— start —

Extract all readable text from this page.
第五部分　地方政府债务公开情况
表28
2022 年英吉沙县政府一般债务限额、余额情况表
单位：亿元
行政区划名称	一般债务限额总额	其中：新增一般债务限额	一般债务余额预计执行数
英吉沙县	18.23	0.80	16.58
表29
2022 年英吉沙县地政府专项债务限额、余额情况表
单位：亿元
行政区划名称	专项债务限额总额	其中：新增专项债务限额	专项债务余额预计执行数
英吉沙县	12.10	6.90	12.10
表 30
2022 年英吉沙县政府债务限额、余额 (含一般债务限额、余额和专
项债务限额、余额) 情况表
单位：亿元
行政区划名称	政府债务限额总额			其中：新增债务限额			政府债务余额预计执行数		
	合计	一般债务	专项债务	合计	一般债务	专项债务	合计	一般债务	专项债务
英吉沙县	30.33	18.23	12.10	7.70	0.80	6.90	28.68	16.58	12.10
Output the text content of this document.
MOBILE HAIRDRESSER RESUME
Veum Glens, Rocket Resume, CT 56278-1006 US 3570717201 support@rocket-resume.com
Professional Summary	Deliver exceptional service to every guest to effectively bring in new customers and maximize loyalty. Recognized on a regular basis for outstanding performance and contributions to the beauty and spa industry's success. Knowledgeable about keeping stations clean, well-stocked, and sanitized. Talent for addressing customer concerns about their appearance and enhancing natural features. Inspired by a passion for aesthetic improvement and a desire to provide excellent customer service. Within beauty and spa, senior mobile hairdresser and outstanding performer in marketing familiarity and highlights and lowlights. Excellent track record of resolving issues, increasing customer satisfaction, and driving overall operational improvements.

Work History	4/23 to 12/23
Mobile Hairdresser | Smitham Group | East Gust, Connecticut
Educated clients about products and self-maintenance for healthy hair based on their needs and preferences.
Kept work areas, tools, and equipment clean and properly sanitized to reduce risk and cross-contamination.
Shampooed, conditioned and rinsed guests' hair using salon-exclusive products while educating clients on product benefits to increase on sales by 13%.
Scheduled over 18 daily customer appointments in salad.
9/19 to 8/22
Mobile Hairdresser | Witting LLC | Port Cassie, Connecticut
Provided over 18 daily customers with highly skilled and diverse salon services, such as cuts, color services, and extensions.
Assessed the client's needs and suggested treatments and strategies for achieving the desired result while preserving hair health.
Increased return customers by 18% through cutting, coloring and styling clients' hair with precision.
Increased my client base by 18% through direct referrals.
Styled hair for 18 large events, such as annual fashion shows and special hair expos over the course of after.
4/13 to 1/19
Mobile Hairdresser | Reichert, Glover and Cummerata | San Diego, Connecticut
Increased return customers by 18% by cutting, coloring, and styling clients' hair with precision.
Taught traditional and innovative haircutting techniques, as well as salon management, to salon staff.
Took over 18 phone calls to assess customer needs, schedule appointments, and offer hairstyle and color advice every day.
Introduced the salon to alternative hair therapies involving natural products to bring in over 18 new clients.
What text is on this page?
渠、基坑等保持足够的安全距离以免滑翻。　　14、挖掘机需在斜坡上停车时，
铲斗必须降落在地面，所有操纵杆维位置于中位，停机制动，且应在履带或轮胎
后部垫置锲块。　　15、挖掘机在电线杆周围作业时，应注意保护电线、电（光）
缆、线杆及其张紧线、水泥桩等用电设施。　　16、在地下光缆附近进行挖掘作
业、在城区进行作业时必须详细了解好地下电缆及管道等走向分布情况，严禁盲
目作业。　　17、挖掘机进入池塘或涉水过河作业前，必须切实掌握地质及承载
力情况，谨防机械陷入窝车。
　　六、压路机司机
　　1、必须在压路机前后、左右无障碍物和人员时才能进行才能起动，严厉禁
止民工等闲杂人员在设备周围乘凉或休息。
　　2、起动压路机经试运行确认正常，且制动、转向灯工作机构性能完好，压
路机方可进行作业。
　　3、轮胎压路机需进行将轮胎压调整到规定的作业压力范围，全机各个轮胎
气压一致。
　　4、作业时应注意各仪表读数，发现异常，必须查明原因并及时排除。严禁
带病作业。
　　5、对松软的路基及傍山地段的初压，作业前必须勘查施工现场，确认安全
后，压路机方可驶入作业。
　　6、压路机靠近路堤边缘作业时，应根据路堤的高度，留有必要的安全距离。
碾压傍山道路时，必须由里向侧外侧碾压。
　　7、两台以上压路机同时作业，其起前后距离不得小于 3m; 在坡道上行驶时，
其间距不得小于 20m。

— end —

● **WHAT TO WORK ON**
Restate the whole listing exactly, leaving out nothing.

● **FINAL RESULT**
Extract all readable text from this page.
第五部分　地方政府债务公开情况
表28
2022 年英吉沙县政府一般债务限额、余额情况表
单位：亿元
行政区划名称	一般债务限额总额	其中：新增一般债务限额	一般债务余额预计执行数
英吉沙县	18.23	0.80	16.58
表29
2022 年英吉沙县地政府专项债务限额、余额情况表
单位：亿元
行政区划名称	专项债务限额总额	其中：新增专项债务限额	专项债务余额预计执行数
英吉沙县	12.10	6.90	12.10
表 30
2022 年英吉沙县政府债务限额、余额 (含一般债务限额、余额和专
项债务限额、余额) 情况表
单位：亿元
行政区划名称	政府债务限额总额			其中：新增债务限额			政府债务余额预计执行数		
	合计	一般债务	专项债务	合计	一般债务	专项债务	合计	一般债务	专项债务
英吉沙县	30.33	18.23	12.10	7.70	0.80	6.90	28.68	16.58	12.10
Output the text content of this document.
MOBILE HAIRDRESSER RESUME
Veum Glens, Rocket Resume, CT 56278-1006 US 3570717201 support@rocket-resume.com
Professional Summary	Deliver exceptional service to every guest to effectively bring in new customers and maximize loyalty. Recognized on a regular basis for outstanding performance and contributions to the beauty and spa industry's success. Knowledgeable about keeping stations clean, well-stocked, and sanitized. Talent for addressing customer concerns about their appearance and enhancing natural features. Inspired by a passion for aesthetic improvement and a desire to provide excellent customer service. Within beauty and spa, senior mobile hairdresser and outstanding performer in marketing familiarity and highlights and lowlights. Excellent track record of resolving issues, increasing customer satisfaction, and driving overall operational improvements.

Work History	4/23 to 12/23
Mobile Hairdresser | Smitham Group | East Gust, Connecticut
Educated clients about products and self-maintenance for healthy hair based on their needs and preferences.
Kept work areas, tools, and equipment clean and properly sanitized to reduce risk and cross-contamination.
Shampooed, conditioned and rinsed guests' hair using salon-exclusive products while educating clients on product benefits to increase on sales by 13%.
Scheduled over 18 daily customer appointments in salad.
9/19 to 8/22
Mobile Hairdresser | Witting LLC | Port Cassie, Connecticut
Provided over 18 daily customers with highly skilled and diverse salon services, such as cuts, color services, and extensions.
Assessed the client's needs and suggested treatments and strategies for achieving the desired result while preserving hair health.
Increased return customers by 18% through cutting, coloring and styling clients' hair with precision.
Increased my client base by 18% through direct referrals.
Styled hair for 18 large events, such as annual fashion shows and special hair expos over the course of after.
4/13 to 1/19
Mobile Hairdresser | Reichert, Glover and Cummerata | San Diego, Connecticut
Increased return customers by 18% by cutting, coloring, and styling clients' hair with precision.
Taught traditional and innovative haircutting techniques, as well as salon management, to salon staff.
Took over 18 phone calls to assess customer needs, schedule appointments, and offer hairstyle and color advice every day.
Introduced the salon to alternative hair therapies involving natural products to bring in over 18 new clients.
What text is on this page?
渠、基坑等保持足够的安全距离以免滑翻。　　14、挖掘机需在斜坡上停车时，
铲斗必须降落在地面，所有操纵杆维位置于中位，停机制动，且应在履带或轮胎
后部垫置锲块。　　15、挖掘机在电线杆周围作业时，应注意保护电线、电（光）
缆、线杆及其张紧线、水泥桩等用电设施。　　16、在地下光缆附近进行挖掘作
业、在城区进行作业时必须详细了解好地下电缆及管道等走向分布情况，严禁盲
目作业。　　17、挖掘机进入池塘或涉水过河作业前，必须切实掌握地质及承载
力情况，谨防机械陷入窝车。
　　六、压路机司机
　　1、必须在压路机前后、左右无障碍物和人员时才能进行才能起动，严厉禁
止民工等闲杂人员在设备周围乘凉或休息。
　　2、起动压路机经试运行确认正常，且制动、转向灯工作机构性能完好，压
路机方可进行作业。
　　3、轮胎压路机需进行将轮胎压调整到规定的作业压力范围，全机各个轮胎
气压一致。
　　4、作业时应注意各仪表读数，发现异常，必须查明原因并及时排除。严禁
带病作业。
　　5、对松软的路基及傍山地段的初压，作业前必须勘查施工现场，确认安全
后，压路机方可驶入作业。
　　6、压路机靠近路堤边缘作业时，应根据路堤的高度，留有必要的安全距离。
碾压傍山道路时，必须由里向侧外侧碾压。
　　7、两台以上压路机同时作业，其起前后距离不得小于 3m; 在坡道上行驶时，
其间距不得小于 20m。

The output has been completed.